Data excerpts
========================================

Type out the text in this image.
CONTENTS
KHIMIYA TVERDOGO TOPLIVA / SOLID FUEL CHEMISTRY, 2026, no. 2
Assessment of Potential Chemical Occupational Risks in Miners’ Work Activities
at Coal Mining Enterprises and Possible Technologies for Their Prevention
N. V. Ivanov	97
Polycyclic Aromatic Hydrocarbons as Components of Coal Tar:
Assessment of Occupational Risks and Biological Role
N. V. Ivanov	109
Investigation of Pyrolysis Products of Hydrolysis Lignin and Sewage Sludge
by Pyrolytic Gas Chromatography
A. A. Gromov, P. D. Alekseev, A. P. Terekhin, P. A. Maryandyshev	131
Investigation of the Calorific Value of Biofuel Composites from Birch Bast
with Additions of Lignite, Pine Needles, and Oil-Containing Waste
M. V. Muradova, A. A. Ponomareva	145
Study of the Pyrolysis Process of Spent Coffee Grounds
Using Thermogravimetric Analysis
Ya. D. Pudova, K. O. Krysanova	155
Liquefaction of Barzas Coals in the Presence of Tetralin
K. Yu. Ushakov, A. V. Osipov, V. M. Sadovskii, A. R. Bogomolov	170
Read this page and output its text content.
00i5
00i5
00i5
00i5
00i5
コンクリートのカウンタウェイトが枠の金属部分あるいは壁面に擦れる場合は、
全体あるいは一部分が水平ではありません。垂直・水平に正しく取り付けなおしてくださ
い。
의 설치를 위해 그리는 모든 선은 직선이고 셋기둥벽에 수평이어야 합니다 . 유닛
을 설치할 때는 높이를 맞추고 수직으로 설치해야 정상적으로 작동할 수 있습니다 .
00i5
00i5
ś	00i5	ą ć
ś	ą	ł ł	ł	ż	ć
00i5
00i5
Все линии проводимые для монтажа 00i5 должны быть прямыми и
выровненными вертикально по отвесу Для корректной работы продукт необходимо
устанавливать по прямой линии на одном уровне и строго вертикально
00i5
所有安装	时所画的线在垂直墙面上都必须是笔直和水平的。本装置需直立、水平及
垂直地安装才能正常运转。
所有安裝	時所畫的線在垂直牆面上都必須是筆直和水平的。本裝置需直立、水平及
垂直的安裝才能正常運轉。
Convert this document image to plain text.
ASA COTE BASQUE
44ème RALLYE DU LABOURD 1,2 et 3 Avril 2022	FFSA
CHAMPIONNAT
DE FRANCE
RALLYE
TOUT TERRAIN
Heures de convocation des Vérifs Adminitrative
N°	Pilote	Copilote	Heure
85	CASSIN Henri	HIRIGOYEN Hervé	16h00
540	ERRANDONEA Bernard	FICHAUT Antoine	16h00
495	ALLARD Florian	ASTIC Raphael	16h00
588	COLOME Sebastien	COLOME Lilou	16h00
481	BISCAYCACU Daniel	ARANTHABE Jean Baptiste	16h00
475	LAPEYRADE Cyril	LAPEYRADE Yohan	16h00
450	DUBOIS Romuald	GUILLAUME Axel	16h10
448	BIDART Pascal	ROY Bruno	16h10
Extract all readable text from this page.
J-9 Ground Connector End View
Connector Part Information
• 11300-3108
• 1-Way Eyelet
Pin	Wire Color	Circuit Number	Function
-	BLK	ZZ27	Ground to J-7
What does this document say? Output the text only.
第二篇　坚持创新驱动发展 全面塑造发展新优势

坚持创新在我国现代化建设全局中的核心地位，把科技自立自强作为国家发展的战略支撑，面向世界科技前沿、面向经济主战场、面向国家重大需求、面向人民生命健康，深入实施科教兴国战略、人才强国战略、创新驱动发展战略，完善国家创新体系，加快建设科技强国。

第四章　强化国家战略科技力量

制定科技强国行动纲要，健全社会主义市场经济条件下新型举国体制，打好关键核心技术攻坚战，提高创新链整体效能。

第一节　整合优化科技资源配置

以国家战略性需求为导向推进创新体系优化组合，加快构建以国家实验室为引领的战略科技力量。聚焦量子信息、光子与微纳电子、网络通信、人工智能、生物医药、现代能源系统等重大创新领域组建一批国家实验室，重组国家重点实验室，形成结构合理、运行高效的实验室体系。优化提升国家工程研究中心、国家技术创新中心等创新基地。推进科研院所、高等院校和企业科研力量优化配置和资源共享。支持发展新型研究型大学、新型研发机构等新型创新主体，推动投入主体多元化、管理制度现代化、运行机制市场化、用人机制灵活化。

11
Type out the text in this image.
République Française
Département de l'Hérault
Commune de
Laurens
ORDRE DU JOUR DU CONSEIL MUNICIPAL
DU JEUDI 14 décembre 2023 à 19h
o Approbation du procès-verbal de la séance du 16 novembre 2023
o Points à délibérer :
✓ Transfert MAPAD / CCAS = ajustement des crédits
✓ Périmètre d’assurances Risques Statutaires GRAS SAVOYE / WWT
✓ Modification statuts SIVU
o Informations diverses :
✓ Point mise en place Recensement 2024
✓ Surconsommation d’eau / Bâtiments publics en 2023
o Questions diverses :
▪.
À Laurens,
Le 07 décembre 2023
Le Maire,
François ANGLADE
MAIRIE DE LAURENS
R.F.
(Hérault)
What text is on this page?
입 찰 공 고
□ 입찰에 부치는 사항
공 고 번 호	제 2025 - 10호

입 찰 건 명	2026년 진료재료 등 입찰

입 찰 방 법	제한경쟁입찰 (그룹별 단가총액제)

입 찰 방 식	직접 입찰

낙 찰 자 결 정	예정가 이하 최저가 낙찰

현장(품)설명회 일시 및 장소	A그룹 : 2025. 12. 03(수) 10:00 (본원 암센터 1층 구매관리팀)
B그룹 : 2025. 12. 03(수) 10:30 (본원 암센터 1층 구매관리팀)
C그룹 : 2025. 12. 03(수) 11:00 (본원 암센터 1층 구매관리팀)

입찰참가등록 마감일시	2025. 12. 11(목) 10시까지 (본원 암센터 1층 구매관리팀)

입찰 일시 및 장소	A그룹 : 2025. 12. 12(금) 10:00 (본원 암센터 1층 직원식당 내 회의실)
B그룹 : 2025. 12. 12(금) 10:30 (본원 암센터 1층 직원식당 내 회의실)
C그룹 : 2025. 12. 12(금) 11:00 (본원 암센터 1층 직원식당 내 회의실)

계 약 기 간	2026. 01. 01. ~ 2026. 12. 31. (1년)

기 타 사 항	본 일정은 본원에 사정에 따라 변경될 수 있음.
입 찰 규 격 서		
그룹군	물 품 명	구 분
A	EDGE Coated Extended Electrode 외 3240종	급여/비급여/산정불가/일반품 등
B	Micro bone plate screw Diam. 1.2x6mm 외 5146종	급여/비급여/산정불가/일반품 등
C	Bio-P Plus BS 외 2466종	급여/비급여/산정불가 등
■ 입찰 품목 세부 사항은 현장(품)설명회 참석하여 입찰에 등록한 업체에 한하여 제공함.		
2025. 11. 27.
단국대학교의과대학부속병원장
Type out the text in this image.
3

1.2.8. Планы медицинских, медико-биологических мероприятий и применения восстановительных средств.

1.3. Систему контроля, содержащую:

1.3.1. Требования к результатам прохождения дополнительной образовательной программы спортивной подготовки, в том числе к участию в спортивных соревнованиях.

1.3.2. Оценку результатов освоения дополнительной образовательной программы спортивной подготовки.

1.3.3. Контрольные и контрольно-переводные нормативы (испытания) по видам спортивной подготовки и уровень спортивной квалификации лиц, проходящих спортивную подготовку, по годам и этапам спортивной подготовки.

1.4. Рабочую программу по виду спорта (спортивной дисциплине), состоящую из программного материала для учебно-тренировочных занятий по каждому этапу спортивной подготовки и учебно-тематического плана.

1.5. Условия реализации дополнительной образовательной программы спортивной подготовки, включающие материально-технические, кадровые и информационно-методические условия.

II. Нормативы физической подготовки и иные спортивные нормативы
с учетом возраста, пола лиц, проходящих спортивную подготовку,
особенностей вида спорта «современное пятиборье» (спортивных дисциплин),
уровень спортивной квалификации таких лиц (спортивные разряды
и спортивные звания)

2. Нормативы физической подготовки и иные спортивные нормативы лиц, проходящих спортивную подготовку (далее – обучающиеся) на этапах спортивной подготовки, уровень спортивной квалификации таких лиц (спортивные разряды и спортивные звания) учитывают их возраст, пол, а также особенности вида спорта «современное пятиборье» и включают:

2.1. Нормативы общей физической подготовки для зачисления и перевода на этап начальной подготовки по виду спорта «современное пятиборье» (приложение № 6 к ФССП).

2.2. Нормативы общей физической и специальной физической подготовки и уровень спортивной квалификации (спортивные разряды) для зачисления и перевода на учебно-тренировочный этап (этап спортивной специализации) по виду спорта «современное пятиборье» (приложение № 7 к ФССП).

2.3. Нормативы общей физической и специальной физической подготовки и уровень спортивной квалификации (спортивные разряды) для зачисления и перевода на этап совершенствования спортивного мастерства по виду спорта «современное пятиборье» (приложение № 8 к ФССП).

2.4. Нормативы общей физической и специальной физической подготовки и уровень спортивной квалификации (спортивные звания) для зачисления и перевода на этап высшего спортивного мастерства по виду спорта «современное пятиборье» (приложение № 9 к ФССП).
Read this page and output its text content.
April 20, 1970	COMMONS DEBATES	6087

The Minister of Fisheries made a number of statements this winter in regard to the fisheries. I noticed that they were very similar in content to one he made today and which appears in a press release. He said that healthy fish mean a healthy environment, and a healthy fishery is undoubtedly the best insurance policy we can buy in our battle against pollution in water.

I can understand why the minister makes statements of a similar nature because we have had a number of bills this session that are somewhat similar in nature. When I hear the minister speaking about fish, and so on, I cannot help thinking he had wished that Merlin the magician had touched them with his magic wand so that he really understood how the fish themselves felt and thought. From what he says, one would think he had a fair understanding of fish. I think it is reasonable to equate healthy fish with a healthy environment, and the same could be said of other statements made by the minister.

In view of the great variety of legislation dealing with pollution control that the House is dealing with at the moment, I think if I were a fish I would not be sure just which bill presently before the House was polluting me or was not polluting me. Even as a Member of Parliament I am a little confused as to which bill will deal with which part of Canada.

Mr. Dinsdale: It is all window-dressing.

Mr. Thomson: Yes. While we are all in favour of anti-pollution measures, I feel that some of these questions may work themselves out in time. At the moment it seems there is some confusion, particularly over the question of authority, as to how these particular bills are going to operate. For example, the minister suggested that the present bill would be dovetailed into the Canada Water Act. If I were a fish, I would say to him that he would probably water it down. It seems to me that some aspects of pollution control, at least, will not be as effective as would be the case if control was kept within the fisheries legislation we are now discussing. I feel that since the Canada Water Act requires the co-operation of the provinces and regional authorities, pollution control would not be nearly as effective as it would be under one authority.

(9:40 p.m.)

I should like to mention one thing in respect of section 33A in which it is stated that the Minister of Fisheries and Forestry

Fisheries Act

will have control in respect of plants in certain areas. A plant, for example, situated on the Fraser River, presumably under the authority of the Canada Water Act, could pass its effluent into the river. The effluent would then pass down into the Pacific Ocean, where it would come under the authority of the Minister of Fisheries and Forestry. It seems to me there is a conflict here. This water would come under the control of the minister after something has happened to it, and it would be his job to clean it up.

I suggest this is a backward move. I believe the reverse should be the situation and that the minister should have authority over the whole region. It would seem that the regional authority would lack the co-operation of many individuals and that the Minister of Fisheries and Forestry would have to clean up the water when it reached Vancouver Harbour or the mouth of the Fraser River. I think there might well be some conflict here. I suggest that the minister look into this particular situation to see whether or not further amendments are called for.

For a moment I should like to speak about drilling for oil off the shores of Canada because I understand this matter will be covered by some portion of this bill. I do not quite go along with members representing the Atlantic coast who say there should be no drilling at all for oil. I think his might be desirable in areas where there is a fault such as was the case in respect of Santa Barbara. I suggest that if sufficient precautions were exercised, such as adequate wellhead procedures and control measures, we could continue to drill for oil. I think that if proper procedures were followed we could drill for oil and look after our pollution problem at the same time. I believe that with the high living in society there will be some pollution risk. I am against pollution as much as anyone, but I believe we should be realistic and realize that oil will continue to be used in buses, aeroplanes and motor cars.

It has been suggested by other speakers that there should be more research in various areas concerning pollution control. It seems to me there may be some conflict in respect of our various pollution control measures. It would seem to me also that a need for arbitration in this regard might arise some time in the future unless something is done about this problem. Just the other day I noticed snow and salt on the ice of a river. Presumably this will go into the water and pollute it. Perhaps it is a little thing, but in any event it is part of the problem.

========================================

* [SHORT PROBLEM] List the lines of the material in which the word "современное" occurs.

* [FINAL RESULT]
особенностей вида спорта «современное пятиборье» (спортивных дисциплин),
2. Нормативы физической подготовки и иные спортивные нормативы лиц, проходящих спортивную подготовку (далее – обучающиеся) на этапах спортивной подготовки, уровень спортивной квалификации таких лиц (спортивные разряды и спортивные звания) учитывают их возраст, пол, а также особенности вида спорта «современное пятиборье» и включают:
2.1. Нормативы общей физической подготовки для зачисления и перевода на этап начальной подготовки по виду спорта «современное пятиборье» (приложение № 6 к ФССП).
2.2. Нормативы общей физической и специальной физической подготовки и уровень спортивной квалификации (спортивные разряды) для зачисления и перевода на учебно-тренировочный этап (этап спортивной специализации) по виду спорта «современное пятиборье» (приложение № 7 к ФССП).
2.3. Нормативы общей физической и специальной физической подготовки и уровень спортивной квалификации (спортивные разряды) для зачисления и перевода на этап совершенствования спортивного мастерства по виду спорта «современное пятиборье» (приложение № 8 к ФССП).
2.4. Нормативы общей физической и специальной физической подготовки и уровень спортивной квалификации (спортивные звания) для зачисления и перевода на этап высшего спортивного мастерства по виду спорта «современное пятиборье» (приложение № 9 к ФССП).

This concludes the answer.